_PROBLEMS TO WORK ON:_
1. In the passage on high-dosage tutoring, what range of per-student costs does it give for tutoring?
2. Write the next part of the passage on high-dosage tutoring, picking up after its final sentence.

_GIVEN PASSAGE:_
-----
Yet, schools are facing different challenges than they were even two years ago. The most recent student achievement data continues to show that academic recovery is slow; kids are not close to returning to pre-pandemic learning levels. Meanwhile, the challenges for schools are multiplying. Chronic absenteeism is on the rise, enrollment rates have declined and staffing challenges — particularly for non-teaching roles — have grown.

In this changed landscape, public schools and policymakers can no longer afford to treat academic recovery as a short-term challenge, which means tutoring has to be a permanent part of the solution.  Most states will not see NAEP and state test scores return to 2019 levels without an ongoing push for personalized intervention, and high-dosage tutoring has the strongest research, the best infrastructure,and the strongest support as the backbone of a longer-term recovery model. 

What is needed to massively grow high dosage tutoring in the years ahead, then?

First, a commitment from federal, state and local leaders to do whatever it takes to get all students, including those with the highest needs, back to pre-pandemic levels. This seems non-controversial, but the country currently lacks true accountability, reporting and hard conversations about where students are vis-a-vis 2019 learning levels. 

Second, a policy framework that supports the growth of genuinely effective high-dosage tutoring. This means direct funding and flexibility to pay for tutoring, which can cost anywhere from under $1,000 to more than $3,000 per student. Policymakers must also require reporting from school districts on tutoring delivery at the student level. The “dosage” piece of high-dosage tutoring is non-negotiable for getting results, so It is unacceptable to pay for services without knowing and reporting which students received exactly how many tutoring sessions. Additionally, policymakers can put guardrails on which types of tutoring and which specific programs are eligible for public funding. Our partners at the National Student Support Accelerator have created excellent guides correlating research-backed principles with student success. And individual programs continue to produce research showing their own efficacy.
-----
_LISTED RECORDS:_

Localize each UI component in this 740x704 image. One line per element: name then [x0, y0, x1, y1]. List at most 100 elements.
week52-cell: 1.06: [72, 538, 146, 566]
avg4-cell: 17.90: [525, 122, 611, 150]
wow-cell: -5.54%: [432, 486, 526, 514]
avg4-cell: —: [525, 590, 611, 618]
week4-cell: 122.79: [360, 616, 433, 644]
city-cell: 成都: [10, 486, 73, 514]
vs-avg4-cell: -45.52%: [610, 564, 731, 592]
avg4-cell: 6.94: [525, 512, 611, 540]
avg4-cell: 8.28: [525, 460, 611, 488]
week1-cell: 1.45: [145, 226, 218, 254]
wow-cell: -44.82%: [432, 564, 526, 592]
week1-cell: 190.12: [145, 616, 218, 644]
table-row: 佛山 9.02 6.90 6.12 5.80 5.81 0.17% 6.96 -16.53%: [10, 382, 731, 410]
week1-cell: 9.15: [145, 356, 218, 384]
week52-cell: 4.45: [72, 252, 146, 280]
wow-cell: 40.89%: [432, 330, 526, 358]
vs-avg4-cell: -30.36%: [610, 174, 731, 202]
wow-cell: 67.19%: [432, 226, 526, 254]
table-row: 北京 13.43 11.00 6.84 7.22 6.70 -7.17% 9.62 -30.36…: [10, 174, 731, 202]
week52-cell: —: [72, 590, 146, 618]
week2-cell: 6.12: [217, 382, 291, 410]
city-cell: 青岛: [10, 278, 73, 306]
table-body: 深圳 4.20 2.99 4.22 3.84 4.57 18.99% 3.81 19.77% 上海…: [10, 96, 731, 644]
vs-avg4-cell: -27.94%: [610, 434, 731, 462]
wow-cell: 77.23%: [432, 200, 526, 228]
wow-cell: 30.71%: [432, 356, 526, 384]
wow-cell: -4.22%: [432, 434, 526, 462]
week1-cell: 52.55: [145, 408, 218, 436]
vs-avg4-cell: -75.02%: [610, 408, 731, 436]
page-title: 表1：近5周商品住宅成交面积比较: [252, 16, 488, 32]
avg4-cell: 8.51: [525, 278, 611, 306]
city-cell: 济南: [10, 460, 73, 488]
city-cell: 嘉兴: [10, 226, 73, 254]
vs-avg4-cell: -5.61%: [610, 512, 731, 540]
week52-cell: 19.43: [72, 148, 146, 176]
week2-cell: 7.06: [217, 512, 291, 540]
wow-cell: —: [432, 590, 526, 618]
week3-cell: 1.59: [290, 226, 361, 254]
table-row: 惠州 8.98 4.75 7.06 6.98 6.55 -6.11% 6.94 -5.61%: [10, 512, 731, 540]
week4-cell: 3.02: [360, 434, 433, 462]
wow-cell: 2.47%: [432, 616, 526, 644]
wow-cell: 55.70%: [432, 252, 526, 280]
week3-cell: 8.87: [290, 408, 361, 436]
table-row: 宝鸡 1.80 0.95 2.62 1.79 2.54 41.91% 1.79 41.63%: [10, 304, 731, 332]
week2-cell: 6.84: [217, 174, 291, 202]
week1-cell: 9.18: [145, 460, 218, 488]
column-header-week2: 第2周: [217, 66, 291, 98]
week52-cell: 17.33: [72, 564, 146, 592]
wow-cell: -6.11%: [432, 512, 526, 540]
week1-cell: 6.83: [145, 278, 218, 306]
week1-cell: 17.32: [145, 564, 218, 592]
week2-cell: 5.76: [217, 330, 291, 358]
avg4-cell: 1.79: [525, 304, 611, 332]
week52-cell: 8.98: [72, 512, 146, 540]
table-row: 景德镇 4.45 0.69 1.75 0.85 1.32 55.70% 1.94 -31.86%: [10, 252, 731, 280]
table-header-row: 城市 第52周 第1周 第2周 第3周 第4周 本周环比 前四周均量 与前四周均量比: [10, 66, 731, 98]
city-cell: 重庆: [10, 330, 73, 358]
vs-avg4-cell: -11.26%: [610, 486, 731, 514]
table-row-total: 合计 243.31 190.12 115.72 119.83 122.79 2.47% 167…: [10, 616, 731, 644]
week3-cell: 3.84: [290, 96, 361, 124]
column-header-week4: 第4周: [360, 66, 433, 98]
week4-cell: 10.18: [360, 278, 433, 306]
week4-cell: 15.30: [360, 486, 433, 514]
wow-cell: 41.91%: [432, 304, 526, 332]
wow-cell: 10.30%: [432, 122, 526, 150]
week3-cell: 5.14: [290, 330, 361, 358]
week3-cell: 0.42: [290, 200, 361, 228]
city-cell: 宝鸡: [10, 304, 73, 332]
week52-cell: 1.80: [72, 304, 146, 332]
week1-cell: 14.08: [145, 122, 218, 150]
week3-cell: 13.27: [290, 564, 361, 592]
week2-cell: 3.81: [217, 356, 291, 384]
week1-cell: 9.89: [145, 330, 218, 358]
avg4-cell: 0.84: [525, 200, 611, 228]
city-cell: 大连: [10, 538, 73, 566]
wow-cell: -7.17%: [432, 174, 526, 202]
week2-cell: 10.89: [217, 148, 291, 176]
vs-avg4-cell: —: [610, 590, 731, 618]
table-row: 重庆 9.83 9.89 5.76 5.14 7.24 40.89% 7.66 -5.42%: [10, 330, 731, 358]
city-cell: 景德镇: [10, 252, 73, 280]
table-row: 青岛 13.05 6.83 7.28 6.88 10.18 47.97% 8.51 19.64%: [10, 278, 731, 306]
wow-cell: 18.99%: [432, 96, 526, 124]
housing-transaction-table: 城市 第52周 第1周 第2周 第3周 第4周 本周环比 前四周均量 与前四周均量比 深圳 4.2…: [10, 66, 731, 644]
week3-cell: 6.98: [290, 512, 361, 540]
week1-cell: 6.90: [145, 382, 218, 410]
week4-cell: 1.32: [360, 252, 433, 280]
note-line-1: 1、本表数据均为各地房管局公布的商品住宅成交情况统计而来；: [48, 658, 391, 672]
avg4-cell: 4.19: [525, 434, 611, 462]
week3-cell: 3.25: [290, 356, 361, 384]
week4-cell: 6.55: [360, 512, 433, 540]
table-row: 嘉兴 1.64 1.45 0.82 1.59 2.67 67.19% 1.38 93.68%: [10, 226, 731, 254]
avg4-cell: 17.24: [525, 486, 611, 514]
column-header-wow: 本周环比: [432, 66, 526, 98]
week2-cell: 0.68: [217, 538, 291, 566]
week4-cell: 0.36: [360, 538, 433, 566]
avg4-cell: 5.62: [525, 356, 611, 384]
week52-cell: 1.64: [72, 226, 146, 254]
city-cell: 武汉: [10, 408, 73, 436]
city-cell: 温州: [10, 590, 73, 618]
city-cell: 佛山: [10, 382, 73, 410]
-----
_REPLIES:_
1. Anywhere from under $1,000 to more than $3,000 per student.

2.
Third, school districts and school leaders need to prioritize and better manage the delivery of tutoring. Through Accelerate’s research and tutor-providing partners, we are seeing two major delivery challenges. Students are not receiving the appropriate number of sessions per week; regularly, programs recommend three, but students receive one or two instead. And, tutoring begins too late in the year, with schools assigning students to programs that begin in October or November. The combination of late starts and lower dosage means that even when states and districts agree to tutoring and pay for it, they are not maximizing the benefits.

Finally, the private sector must continue to produce tutoring models and materials with a focus on results. If policymakers do begin to more effectively regulate the implementation of high-dosage tutoring in schools, requiring active reporting and prioritization for evidence-based practices, the strongest programs and providers will be rewarded. But these providers must be willing to engage in meaningful research to show their efficacy, they must show willingness to sign outcomes-based contracts and they must aspire to greater scale. In particular, curriculum providers should take steps to deliver tutoring modules and lessons that align with the overall classroom curriculum. This is what teachers and school leaders want, and it will allow tutoring to function as a coherent strategy rather than a one-off skill-building exercise. 

Accelerate is hosting over 100 leaders from the high-dosage tutoring community, including policymakers, tutoring providers, researchers and school district chiefs at a conference in Washington this week. They are gathering to share their lessons and engage in conversations that explore what is working well, and what could work even better — and they are bringing optimism and determination because they see their programs succeeding. 

This success needs to spread to more students, though. Millions of young people need personalized interventions to help them catch up academically. The means exist to do it. Policymakers and private investors must work together to achieve this common goal.